→ **Directions for this task**
Everything from the line holding "Extract the structured" to the end of the listing below should be copied exactly, line for line, minus the pictures.

→ **Saved entries**
--- Begin ---
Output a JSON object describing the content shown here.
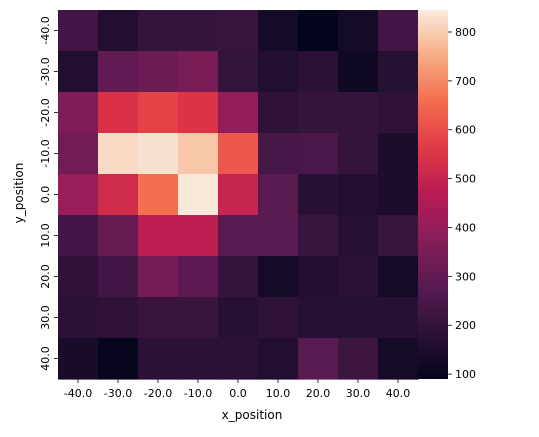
{
  "chart_data": {
    "type": "heatmap",
    "xlabel": "x_position",
    "ylabel": "y_position",
    "x_categories": [
      "-40.0",
      "-30.0",
      "-20.0",
      "-10.0",
      "0.0",
      "10.0",
      "20.0",
      "30.0",
      "40.0"
    ],
    "y_categories": [
      "-40.0",
      "-30.0",
      "-20.0",
      "-10.0",
      "0.0",
      "10.0",
      "20.0",
      "30.0",
      "40.0"
    ],
    "values": [
      [
        230,
        160,
        200,
        200,
        210,
        130,
        90,
        130,
        230
      ],
      [
        160,
        300,
        320,
        350,
        200,
        160,
        180,
        120,
        170
      ],
      [
        360,
        540,
        580,
        550,
        400,
        190,
        200,
        200,
        190
      ],
      [
        330,
        820,
        830,
        790,
        620,
        240,
        250,
        200,
        150
      ],
      [
        410,
        520,
        660,
        840,
        500,
        280,
        170,
        160,
        150
      ],
      [
        230,
        310,
        480,
        480,
        280,
        280,
        210,
        170,
        210
      ],
      [
        190,
        230,
        340,
        290,
        200,
        130,
        160,
        180,
        130
      ],
      [
        180,
        190,
        210,
        210,
        170,
        190,
        170,
        170,
        170
      ],
      [
        140,
        100,
        180,
        180,
        180,
        160,
        280,
        220,
        130
      ]
    ],
    "colorbar": {
      "min": 90,
      "max": 845,
      "ticks": [
        100,
        200,
        300,
        400,
        500,
        600,
        700,
        800
      ],
      "colormap": "rocket"
    }
  }
}
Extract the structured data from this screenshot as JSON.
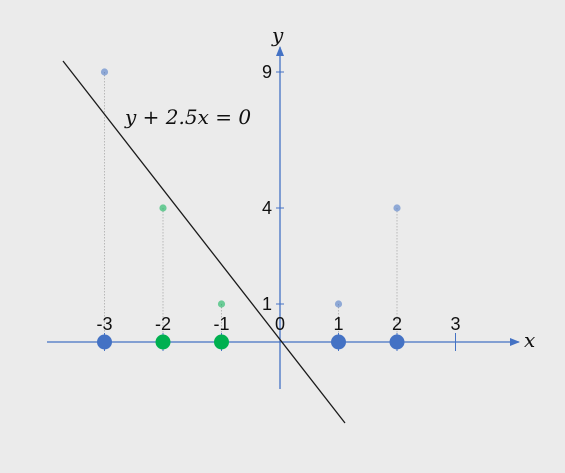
{
  "colors": {
    "background": "#ebebeb",
    "axis": "#4472c4",
    "line": "#1a1a1a",
    "blue_point": "#4472c4",
    "green_point": "#00b050",
    "drop_line": "#b8b8b8"
  },
  "diagram": {
    "x_axis_label": "x",
    "y_axis_label": "y",
    "line_label": "y + 2.5x = 0",
    "x_ticks": [
      {
        "value": -3,
        "label": "-3"
      },
      {
        "value": -2,
        "label": "-2"
      },
      {
        "value": -1,
        "label": "-1"
      },
      {
        "value": 0,
        "label": "0"
      },
      {
        "value": 1,
        "label": "1"
      },
      {
        "value": 2,
        "label": "2"
      },
      {
        "value": 3,
        "label": "3"
      }
    ],
    "y_ticks": [
      {
        "value": 1,
        "label": "1"
      },
      {
        "value": 4,
        "label": "4"
      },
      {
        "value": 9,
        "label": "9"
      }
    ],
    "points": [
      {
        "x": -3,
        "lifted_y": 9,
        "class": "blue"
      },
      {
        "x": -2,
        "lifted_y": 4,
        "class": "green"
      },
      {
        "x": -1,
        "lifted_y": 1,
        "class": "green"
      },
      {
        "x": 1,
        "lifted_y": 1,
        "class": "blue"
      },
      {
        "x": 2,
        "lifted_y": 4,
        "class": "blue"
      }
    ]
  }
}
--- End ---
→ **Completed task**
Extract the structured data from this screenshot as JSON.
{
  "colors": {
    "background": "#ebebeb",
    "axis": "#4472c4",
    "line": "#1a1a1a",
    "blue_point": "#4472c4",
    "green_point": "#00b050",
    "drop_line": "#b8b8b8"
  },
  "diagram": {
    "x_axis_label": "x",
    "y_axis_label": "y",
    "line_label": "y + 2.5x = 0",
    "x_ticks": [
      {
        "value": -3,
        "label": "-3"
      },
      {
        "value": -2,
        "label": "-2"
      },
      {
        "value": -1,
        "label": "-1"
      },
      {
        "value": 0,
        "label": "0"
      },
      {
        "value": 1,
        "label": "1"
      },
      {
        "value": 2,
        "label": "2"
      },
      {
        "value": 3,
        "label": "3"
      }
    ],
    "y_ticks": [
      {
        "value": 1,
        "label": "1"
      },
      {
        "value": 4,
        "label": "4"
      },
      {
        "value": 9,
        "label": "9"
      }
    ],
    "points": [
      {
        "x": -3,
        "lifted_y": 9,
        "class": "blue"
      },
      {
        "x": -2,
        "lifted_y": 4,
        "class": "green"
      },
      {
        "x": -1,
        "lifted_y": 1,
        "class": "green"
      },
      {
        "x": 1,
        "lifted_y": 1,
        "class": "blue"
      },
      {
        "x": 2,
        "lifted_y": 4,
        "class": "blue"
      }
    ]
  }
}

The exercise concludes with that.